- _Problem statement_
Transcribe the material word for word, but without the images.

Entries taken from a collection
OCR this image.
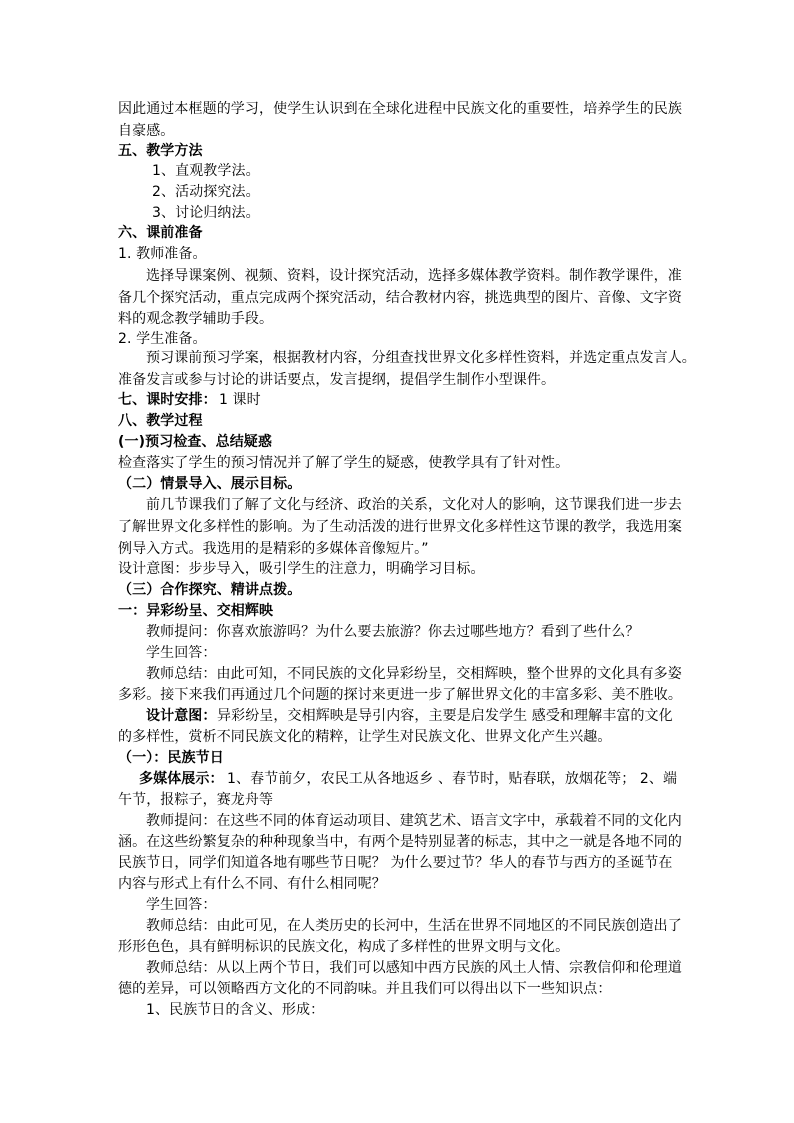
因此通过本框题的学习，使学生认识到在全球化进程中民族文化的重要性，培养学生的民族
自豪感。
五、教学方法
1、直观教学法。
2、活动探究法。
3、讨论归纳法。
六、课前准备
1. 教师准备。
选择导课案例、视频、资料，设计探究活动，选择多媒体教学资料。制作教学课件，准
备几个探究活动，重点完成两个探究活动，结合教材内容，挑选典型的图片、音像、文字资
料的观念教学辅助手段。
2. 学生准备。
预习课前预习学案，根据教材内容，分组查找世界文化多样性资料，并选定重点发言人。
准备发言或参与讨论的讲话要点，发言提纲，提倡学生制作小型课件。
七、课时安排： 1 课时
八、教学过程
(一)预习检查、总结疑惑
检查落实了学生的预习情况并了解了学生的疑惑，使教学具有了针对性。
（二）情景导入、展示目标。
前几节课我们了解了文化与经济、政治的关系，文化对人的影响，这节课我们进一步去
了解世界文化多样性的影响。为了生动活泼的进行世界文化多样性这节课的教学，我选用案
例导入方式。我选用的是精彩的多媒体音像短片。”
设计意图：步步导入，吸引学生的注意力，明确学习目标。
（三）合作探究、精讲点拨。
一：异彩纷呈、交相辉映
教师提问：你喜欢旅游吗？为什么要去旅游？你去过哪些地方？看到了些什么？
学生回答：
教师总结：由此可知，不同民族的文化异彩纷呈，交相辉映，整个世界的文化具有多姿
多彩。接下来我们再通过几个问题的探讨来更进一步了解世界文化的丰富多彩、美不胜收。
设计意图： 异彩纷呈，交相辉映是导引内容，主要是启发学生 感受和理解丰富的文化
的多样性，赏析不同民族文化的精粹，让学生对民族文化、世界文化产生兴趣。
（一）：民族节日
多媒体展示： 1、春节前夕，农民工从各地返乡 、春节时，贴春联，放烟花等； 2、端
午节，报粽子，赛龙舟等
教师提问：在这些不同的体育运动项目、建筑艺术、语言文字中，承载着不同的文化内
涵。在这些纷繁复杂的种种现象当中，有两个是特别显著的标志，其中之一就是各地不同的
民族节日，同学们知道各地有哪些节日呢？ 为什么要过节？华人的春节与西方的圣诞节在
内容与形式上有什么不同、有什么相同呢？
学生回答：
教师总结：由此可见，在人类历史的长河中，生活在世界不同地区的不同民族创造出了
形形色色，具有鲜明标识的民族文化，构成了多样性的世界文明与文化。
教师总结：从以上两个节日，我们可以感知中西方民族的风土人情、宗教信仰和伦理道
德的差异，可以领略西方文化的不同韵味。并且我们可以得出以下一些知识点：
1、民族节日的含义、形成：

- _Result of this task_
OCR this image.
因此通过本框题的学习，使学生认识到在全球化进程中民族文化的重要性，培养学生的民族
自豪感。
五、教学方法
1、直观教学法。
2、活动探究法。
3、讨论归纳法。
六、课前准备
1. 教师准备。
选择导课案例、视频、资料，设计探究活动，选择多媒体教学资料。制作教学课件，准
备几个探究活动，重点完成两个探究活动，结合教材内容，挑选典型的图片、音像、文字资
料的观念教学辅助手段。
2. 学生准备。
预习课前预习学案，根据教材内容，分组查找世界文化多样性资料，并选定重点发言人。
准备发言或参与讨论的讲话要点，发言提纲，提倡学生制作小型课件。
七、课时安排： 1 课时
八、教学过程
(一)预习检查、总结疑惑
检查落实了学生的预习情况并了解了学生的疑惑，使教学具有了针对性。
（二）情景导入、展示目标。
前几节课我们了解了文化与经济、政治的关系，文化对人的影响，这节课我们进一步去
了解世界文化多样性的影响。为了生动活泼的进行世界文化多样性这节课的教学，我选用案
例导入方式。我选用的是精彩的多媒体音像短片。”
设计意图：步步导入，吸引学生的注意力，明确学习目标。
（三）合作探究、精讲点拨。
一：异彩纷呈、交相辉映
教师提问：你喜欢旅游吗？为什么要去旅游？你去过哪些地方？看到了些什么？
学生回答：
教师总结：由此可知，不同民族的文化异彩纷呈，交相辉映，整个世界的文化具有多姿
多彩。接下来我们再通过几个问题的探讨来更进一步了解世界文化的丰富多彩、美不胜收。
设计意图： 异彩纷呈，交相辉映是导引内容，主要是启发学生 感受和理解丰富的文化
的多样性，赏析不同民族文化的精粹，让学生对民族文化、世界文化产生兴趣。
（一）：民族节日
多媒体展示： 1、春节前夕，农民工从各地返乡 、春节时，贴春联，放烟花等； 2、端
午节，报粽子，赛龙舟等
教师提问：在这些不同的体育运动项目、建筑艺术、语言文字中，承载着不同的文化内
涵。在这些纷繁复杂的种种现象当中，有两个是特别显著的标志，其中之一就是各地不同的
民族节日，同学们知道各地有哪些节日呢？ 为什么要过节？华人的春节与西方的圣诞节在
内容与形式上有什么不同、有什么相同呢？
学生回答：
教师总结：由此可见，在人类历史的长河中，生活在世界不同地区的不同民族创造出了
形形色色，具有鲜明标识的民族文化，构成了多样性的世界文明与文化。
教师总结：从以上两个节日，我们可以感知中西方民族的风土人情、宗教信仰和伦理道
德的差异，可以领略西方文化的不同韵味。并且我们可以得出以下一些知识点：
1、民族节日的含义、形成：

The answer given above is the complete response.